* **Exercise requirements**
Copy out every line of the data exactly.

──────────────────────────────

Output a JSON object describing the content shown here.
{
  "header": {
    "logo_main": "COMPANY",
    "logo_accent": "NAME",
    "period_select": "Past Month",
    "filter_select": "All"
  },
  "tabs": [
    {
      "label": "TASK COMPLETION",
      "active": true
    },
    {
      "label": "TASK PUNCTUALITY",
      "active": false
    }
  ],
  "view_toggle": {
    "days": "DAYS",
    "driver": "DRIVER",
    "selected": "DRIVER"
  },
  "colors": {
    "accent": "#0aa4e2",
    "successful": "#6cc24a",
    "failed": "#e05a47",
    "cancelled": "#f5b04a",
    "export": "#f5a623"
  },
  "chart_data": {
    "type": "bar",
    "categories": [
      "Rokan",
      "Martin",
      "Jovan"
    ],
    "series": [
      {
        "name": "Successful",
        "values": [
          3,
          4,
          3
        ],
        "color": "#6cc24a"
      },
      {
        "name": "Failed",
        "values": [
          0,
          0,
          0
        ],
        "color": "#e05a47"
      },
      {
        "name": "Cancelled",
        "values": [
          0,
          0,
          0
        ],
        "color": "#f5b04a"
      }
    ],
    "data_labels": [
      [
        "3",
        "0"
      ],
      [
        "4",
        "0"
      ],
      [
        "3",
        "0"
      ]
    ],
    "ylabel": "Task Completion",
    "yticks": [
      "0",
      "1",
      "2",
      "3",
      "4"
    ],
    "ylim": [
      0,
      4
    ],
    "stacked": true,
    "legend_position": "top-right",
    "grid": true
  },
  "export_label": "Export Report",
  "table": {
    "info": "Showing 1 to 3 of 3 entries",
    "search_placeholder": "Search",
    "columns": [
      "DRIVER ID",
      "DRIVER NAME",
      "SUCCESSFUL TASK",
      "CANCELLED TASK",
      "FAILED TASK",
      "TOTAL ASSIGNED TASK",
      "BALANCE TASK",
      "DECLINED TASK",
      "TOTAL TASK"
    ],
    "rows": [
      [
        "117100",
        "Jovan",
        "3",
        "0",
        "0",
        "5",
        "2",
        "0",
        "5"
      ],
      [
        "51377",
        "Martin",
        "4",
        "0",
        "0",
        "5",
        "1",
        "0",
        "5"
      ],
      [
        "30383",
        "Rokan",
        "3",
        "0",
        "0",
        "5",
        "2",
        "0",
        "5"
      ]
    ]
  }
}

──────────────────────────────

* **In response**
Output a JSON object describing the content shown here.
{
  "header": {
    "logo_main": "COMPANY",
    "logo_accent": "NAME",
    "period_select": "Past Month",
    "filter_select": "All"
  },
  "tabs": [
    {
      "label": "TASK COMPLETION",
      "active": true
    },
    {
      "label": "TASK PUNCTUALITY",
      "active": false
    }
  ],
  "view_toggle": {
    "days": "DAYS",
    "driver": "DRIVER",
    "selected": "DRIVER"
  },
  "colors": {
    "accent": "#0aa4e2",
    "successful": "#6cc24a",
    "failed": "#e05a47",
    "cancelled": "#f5b04a",
    "export": "#f5a623"
  },
  "chart_data": {
    "type": "bar",
    "categories": [
      "Rokan",
      "Martin",
      "Jovan"
    ],
    "series": [
      {
        "name": "Successful",
        "values": [
          3,
          4,
          3
        ],
        "color": "#6cc24a"
      },
      {
        "name": "Failed",
        "values": [
          0,
          0,
          0
        ],
        "color": "#e05a47"
      },
      {
        "name": "Cancelled",
        "values": [
          0,
          0,
          0
        ],
        "color": "#f5b04a"
      }
    ],
    "data_labels": [
      [
        "3",
        "0"
      ],
      [
        "4",
        "0"
      ],
      [
        "3",
        "0"
      ]
    ],
    "ylabel": "Task Completion",
    "yticks": [
      "0",
      "1",
      "2",
      "3",
      "4"
    ],
    "ylim": [
      0,
      4
    ],
    "stacked": true,
    "legend_position": "top-right",
    "grid": true
  },
  "export_label": "Export Report",
  "table": {
    "info": "Showing 1 to 3 of 3 entries",
    "search_placeholder": "Search",
    "columns": [
      "DRIVER ID",
      "DRIVER NAME",
      "SUCCESSFUL TASK",
      "CANCELLED TASK",
      "FAILED TASK",
      "TOTAL ASSIGNED TASK",
      "BALANCE TASK",
      "DECLINED TASK",
      "TOTAL TASK"
    ],
    "rows": [
      [
        "117100",
        "Jovan",
        "3",
        "0",
        "0",
        "5",
        "2",
        "0",
        "5"
      ],
      [
        "51377",
        "Martin",
        "4",
        "0",
        "0",
        "5",
        "1",
        "0",
        "5"
      ],
      [
        "30383",
        "Rokan",
        "3",
        "0",
        "0",
        "5",
        "2",
        "0",
        "5"
      ]
    ]
  }
}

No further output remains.